Collected data:
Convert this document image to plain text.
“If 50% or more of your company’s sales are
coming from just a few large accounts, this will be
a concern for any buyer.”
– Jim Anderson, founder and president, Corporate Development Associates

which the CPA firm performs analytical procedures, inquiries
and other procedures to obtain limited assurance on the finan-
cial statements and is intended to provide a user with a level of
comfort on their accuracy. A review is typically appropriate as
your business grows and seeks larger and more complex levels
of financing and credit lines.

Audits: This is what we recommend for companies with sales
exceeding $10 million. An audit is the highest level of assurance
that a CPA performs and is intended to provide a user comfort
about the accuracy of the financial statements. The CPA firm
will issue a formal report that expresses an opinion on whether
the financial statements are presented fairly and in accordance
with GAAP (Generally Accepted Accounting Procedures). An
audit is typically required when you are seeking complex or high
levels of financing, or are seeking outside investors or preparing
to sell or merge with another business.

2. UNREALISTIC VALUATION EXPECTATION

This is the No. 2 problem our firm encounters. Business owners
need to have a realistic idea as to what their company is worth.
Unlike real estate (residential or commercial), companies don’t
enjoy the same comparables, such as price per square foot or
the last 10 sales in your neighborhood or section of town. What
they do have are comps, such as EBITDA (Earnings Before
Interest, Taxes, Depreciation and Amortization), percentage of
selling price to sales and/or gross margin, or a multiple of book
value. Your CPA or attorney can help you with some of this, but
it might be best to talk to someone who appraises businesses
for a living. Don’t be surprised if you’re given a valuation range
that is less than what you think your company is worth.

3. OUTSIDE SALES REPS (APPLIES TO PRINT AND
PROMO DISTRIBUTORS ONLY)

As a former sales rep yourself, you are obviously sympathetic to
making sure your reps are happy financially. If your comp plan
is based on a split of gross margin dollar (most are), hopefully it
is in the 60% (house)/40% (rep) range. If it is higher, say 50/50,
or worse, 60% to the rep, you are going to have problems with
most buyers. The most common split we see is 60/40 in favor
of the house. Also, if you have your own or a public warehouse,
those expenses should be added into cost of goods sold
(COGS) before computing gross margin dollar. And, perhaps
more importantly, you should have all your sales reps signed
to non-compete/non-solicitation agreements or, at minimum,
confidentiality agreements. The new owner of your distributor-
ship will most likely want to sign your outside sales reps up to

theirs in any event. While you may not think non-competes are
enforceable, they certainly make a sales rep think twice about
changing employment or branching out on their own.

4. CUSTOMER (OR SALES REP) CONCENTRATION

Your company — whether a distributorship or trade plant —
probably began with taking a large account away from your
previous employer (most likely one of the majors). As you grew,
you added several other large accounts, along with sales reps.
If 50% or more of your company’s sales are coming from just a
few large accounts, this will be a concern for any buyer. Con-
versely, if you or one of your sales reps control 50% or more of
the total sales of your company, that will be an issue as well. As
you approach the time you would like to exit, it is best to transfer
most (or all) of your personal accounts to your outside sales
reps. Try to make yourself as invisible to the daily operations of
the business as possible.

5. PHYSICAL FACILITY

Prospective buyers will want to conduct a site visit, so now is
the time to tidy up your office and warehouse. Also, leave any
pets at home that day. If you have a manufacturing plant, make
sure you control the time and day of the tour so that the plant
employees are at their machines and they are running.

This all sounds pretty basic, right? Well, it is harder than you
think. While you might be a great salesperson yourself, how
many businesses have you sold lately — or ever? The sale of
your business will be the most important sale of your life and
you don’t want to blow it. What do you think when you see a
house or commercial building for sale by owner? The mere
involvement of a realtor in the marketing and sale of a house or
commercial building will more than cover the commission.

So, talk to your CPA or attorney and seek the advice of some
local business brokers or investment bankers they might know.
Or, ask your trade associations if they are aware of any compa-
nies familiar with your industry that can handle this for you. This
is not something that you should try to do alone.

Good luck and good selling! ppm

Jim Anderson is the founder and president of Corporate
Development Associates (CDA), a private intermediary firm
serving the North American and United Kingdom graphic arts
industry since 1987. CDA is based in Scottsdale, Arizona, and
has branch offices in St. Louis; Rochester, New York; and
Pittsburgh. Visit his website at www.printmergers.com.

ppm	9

**What to produce**.
All of the entries must be quoted exactly; please include each one.

**Full answer**.
Convert this document image to plain text.
“If 50% or more of your company’s sales are
coming from just a few large accounts, this will be
a concern for any buyer.”
– Jim Anderson, founder and president, Corporate Development Associates

which the CPA firm performs analytical procedures, inquiries
and other procedures to obtain limited assurance on the finan-
cial statements and is intended to provide a user with a level of
comfort on their accuracy. A review is typically appropriate as
your business grows and seeks larger and more complex levels
of financing and credit lines.

Audits: This is what we recommend for companies with sales
exceeding $10 million. An audit is the highest level of assurance
that a CPA performs and is intended to provide a user comfort
about the accuracy of the financial statements. The CPA firm
will issue a formal report that expresses an opinion on whether
the financial statements are presented fairly and in accordance
with GAAP (Generally Accepted Accounting Procedures). An
audit is typically required when you are seeking complex or high
levels of financing, or are seeking outside investors or preparing
to sell or merge with another business.

2. UNREALISTIC VALUATION EXPECTATION

This is the No. 2 problem our firm encounters. Business owners
need to have a realistic idea as to what their company is worth.
Unlike real estate (residential or commercial), companies don’t
enjoy the same comparables, such as price per square foot or
the last 10 sales in your neighborhood or section of town. What
they do have are comps, such as EBITDA (Earnings Before
Interest, Taxes, Depreciation and Amortization), percentage of
selling price to sales and/or gross margin, or a multiple of book
value. Your CPA or attorney can help you with some of this, but
it might be best to talk to someone who appraises businesses
for a living. Don’t be surprised if you’re given a valuation range
that is less than what you think your company is worth.

3. OUTSIDE SALES REPS (APPLIES TO PRINT AND
PROMO DISTRIBUTORS ONLY)

As a former sales rep yourself, you are obviously sympathetic to
making sure your reps are happy financially. If your comp plan
is based on a split of gross margin dollar (most are), hopefully it
is in the 60% (house)/40% (rep) range. If it is higher, say 50/50,
or worse, 60% to the rep, you are going to have problems with
most buyers. The most common split we see is 60/40 in favor
of the house. Also, if you have your own or a public warehouse,
those expenses should be added into cost of goods sold
(COGS) before computing gross margin dollar. And, perhaps
more importantly, you should have all your sales reps signed
to non-compete/non-solicitation agreements or, at minimum,
confidentiality agreements. The new owner of your distributor-
ship will most likely want to sign your outside sales reps up to

theirs in any event. While you may not think non-competes are
enforceable, they certainly make a sales rep think twice about
changing employment or branching out on their own.

4. CUSTOMER (OR SALES REP) CONCENTRATION

Your company — whether a distributorship or trade plant —
probably began with taking a large account away from your
previous employer (most likely one of the majors). As you grew,
you added several other large accounts, along with sales reps.
If 50% or more of your company’s sales are coming from just a
few large accounts, this will be a concern for any buyer. Con-
versely, if you or one of your sales reps control 50% or more of
the total sales of your company, that will be an issue as well. As
you approach the time you would like to exit, it is best to transfer
most (or all) of your personal accounts to your outside sales
reps. Try to make yourself as invisible to the daily operations of
the business as possible.

5. PHYSICAL FACILITY

Prospective buyers will want to conduct a site visit, so now is
the time to tidy up your office and warehouse. Also, leave any
pets at home that day. If you have a manufacturing plant, make
sure you control the time and day of the tour so that the plant
employees are at their machines and they are running.

This all sounds pretty basic, right? Well, it is harder than you
think. While you might be a great salesperson yourself, how
many businesses have you sold lately — or ever? The sale of
your business will be the most important sale of your life and
you don’t want to blow it. What do you think when you see a
house or commercial building for sale by owner? The mere
involvement of a realtor in the marketing and sale of a house or
commercial building will more than cover the commission.

So, talk to your CPA or attorney and seek the advice of some
local business brokers or investment bankers they might know.
Or, ask your trade associations if they are aware of any compa-
nies familiar with your industry that can handle this for you. This
is not something that you should try to do alone.

Good luck and good selling! ppm

Jim Anderson is the founder and president of Corporate
Development Associates (CDA), a private intermediary firm
serving the North American and United Kingdom graphic arts
industry since 1987. CDA is based in Scottsdale, Arizona, and
has branch offices in St. Louis; Rochester, New York; and
Pittsburgh. Visit his website at www.printmergers.com.

ppm	9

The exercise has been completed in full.